LISTED RECORDS:
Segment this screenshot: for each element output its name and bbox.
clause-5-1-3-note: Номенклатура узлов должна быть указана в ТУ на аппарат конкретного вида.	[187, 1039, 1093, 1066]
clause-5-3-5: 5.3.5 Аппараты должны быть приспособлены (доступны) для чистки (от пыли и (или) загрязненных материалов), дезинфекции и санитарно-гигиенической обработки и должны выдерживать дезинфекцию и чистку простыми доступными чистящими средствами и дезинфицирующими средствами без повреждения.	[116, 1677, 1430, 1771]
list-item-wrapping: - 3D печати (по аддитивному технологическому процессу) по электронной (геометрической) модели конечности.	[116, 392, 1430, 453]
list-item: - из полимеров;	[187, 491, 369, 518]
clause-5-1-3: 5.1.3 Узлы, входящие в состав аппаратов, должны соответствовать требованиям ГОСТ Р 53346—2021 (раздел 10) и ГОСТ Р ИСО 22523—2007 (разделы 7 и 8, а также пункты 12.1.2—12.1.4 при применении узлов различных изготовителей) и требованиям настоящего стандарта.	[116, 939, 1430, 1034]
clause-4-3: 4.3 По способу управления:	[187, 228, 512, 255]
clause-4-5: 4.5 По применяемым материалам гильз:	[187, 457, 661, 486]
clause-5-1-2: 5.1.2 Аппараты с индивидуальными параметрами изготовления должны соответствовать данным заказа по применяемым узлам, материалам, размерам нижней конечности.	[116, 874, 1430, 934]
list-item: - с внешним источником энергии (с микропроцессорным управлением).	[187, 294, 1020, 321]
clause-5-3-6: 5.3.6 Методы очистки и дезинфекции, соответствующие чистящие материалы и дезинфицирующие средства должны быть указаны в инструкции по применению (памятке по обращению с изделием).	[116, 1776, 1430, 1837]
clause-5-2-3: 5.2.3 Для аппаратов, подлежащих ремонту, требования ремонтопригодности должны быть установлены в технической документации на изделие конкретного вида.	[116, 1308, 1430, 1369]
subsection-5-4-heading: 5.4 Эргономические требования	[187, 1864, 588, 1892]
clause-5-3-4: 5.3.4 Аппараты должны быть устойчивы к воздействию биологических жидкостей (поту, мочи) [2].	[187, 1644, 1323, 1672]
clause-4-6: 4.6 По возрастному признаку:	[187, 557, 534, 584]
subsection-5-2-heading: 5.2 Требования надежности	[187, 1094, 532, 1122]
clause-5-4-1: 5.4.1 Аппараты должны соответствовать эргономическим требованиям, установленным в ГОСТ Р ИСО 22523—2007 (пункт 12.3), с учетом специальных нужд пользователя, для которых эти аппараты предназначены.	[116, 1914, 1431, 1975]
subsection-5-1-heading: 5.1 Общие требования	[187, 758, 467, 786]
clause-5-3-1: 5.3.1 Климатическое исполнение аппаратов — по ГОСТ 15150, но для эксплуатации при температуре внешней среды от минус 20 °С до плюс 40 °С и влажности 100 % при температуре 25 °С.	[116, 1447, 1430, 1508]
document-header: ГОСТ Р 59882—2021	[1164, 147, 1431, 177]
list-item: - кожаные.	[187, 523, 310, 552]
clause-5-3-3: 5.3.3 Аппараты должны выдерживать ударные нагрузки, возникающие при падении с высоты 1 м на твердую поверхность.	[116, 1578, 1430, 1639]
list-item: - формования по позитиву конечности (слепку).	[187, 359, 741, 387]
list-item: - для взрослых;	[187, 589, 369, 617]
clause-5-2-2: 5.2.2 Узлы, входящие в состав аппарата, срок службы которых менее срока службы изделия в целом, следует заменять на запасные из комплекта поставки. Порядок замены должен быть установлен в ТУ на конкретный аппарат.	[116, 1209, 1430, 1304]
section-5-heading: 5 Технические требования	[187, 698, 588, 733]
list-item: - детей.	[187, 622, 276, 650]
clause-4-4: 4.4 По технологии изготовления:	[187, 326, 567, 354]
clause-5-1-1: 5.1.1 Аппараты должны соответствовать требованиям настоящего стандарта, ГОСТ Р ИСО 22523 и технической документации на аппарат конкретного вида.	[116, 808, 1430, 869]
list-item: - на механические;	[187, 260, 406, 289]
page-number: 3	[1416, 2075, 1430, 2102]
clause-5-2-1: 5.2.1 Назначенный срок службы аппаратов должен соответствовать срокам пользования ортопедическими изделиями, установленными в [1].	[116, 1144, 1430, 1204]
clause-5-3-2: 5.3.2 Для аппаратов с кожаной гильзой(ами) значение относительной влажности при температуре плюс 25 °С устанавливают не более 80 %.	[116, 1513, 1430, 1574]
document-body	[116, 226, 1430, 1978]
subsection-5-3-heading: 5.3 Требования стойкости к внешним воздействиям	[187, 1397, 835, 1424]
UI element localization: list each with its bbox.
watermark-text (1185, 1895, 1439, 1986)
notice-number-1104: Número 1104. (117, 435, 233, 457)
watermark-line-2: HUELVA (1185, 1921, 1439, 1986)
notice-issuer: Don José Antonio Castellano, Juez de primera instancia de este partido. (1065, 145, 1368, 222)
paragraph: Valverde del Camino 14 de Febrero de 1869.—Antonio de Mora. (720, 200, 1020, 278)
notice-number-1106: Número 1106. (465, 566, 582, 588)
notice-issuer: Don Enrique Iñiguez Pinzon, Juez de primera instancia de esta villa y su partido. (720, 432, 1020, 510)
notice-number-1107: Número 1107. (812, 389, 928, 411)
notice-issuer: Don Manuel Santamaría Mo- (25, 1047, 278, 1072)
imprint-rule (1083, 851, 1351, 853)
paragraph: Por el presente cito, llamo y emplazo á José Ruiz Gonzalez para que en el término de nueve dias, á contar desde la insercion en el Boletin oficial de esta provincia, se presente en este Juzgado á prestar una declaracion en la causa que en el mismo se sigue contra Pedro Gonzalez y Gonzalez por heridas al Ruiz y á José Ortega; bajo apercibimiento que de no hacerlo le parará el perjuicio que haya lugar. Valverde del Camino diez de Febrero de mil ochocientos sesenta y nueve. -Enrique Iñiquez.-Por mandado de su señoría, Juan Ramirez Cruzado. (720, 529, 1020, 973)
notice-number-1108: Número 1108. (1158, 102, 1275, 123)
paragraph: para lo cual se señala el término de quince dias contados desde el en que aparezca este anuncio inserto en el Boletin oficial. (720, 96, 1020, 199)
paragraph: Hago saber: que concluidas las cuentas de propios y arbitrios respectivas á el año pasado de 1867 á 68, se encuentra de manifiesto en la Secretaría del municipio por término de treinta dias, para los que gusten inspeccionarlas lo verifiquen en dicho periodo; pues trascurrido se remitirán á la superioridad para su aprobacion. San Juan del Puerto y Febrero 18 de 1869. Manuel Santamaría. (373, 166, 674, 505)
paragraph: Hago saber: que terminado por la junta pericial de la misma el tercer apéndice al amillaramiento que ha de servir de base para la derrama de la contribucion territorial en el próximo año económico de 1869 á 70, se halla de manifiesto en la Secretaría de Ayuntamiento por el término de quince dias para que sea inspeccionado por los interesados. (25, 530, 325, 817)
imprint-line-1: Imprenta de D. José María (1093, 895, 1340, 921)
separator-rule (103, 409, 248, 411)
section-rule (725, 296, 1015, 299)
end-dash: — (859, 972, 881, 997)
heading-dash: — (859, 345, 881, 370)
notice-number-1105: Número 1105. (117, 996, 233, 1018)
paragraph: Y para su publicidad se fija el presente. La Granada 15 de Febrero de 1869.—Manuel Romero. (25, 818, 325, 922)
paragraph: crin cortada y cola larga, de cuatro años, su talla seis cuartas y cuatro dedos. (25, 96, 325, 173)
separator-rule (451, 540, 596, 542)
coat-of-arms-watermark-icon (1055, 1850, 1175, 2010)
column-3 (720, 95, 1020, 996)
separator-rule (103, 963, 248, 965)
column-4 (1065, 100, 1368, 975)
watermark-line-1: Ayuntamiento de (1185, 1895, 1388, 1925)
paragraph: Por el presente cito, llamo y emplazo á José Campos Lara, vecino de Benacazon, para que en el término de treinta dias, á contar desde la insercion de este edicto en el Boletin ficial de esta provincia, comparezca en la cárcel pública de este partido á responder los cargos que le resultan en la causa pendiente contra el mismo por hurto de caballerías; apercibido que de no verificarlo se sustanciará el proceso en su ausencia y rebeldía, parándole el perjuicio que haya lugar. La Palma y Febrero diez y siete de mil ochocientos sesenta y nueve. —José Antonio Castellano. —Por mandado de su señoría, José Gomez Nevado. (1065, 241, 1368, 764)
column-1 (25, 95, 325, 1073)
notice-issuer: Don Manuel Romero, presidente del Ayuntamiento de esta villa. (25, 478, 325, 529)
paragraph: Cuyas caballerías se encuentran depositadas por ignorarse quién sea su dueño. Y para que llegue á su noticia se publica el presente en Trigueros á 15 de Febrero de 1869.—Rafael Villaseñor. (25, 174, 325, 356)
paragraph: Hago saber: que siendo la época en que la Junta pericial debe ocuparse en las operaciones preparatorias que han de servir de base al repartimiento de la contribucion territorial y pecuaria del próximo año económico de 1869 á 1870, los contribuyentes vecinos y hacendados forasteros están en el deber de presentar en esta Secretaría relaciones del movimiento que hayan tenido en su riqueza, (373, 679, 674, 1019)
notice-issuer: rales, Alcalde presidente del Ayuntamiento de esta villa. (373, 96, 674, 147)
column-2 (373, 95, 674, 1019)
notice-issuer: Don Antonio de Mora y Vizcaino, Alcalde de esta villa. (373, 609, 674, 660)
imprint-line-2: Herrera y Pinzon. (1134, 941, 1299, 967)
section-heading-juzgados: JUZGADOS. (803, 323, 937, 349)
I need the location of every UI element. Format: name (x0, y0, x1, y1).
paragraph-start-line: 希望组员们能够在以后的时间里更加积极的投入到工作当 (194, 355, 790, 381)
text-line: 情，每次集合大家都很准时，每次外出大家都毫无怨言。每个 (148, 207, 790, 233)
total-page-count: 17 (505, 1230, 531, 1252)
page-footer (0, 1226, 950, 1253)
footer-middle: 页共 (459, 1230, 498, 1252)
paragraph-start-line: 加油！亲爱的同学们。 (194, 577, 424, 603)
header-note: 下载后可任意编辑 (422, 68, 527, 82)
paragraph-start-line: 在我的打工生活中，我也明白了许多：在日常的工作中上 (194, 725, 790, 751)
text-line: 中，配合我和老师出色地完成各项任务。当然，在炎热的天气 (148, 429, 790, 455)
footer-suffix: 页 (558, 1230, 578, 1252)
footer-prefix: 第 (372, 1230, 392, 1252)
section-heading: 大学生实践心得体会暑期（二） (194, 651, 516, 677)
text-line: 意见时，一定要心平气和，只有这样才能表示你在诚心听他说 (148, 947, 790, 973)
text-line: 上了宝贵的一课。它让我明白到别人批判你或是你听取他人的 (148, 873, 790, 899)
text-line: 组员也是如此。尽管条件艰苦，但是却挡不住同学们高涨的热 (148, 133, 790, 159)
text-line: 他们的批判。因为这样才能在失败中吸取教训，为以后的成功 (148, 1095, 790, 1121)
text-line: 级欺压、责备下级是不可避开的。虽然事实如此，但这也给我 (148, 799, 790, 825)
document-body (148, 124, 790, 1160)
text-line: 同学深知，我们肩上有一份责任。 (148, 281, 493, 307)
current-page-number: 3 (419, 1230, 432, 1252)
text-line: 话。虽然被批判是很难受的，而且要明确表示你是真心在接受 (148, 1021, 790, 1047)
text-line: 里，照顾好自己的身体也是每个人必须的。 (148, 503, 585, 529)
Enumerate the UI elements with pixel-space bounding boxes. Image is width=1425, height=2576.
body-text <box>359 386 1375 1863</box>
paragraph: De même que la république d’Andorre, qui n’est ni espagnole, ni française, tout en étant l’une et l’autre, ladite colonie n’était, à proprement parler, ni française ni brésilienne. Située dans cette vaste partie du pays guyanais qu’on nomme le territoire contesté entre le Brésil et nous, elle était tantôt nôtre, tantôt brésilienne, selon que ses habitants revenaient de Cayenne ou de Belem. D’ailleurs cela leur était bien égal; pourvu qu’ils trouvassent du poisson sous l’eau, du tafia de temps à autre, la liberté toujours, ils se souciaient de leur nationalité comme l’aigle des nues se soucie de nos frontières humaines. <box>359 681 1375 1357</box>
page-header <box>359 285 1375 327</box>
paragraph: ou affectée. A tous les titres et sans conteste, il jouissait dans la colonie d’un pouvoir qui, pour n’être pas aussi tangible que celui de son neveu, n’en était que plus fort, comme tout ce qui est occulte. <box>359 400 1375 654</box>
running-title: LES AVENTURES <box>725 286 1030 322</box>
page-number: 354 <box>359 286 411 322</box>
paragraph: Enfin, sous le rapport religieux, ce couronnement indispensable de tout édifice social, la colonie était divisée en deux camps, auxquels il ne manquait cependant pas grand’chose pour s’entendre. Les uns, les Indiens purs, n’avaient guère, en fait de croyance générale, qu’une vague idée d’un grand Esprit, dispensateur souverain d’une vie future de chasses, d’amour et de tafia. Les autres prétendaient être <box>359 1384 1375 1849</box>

EXERCISE OBJECTIVE:
Transcribe the stretch of the records from their start through the line containing "clause-5-1-3-note: Номенклатура узлов" with no changes.

REPLY TO THE EXERCISE:
Segment this screenshot: for each element output its name and bbox.
clause-5-1-3-note: Номенклатура узлов должна быть указана в ТУ на аппарат конкретного вида.	[187, 1039, 1093, 1066]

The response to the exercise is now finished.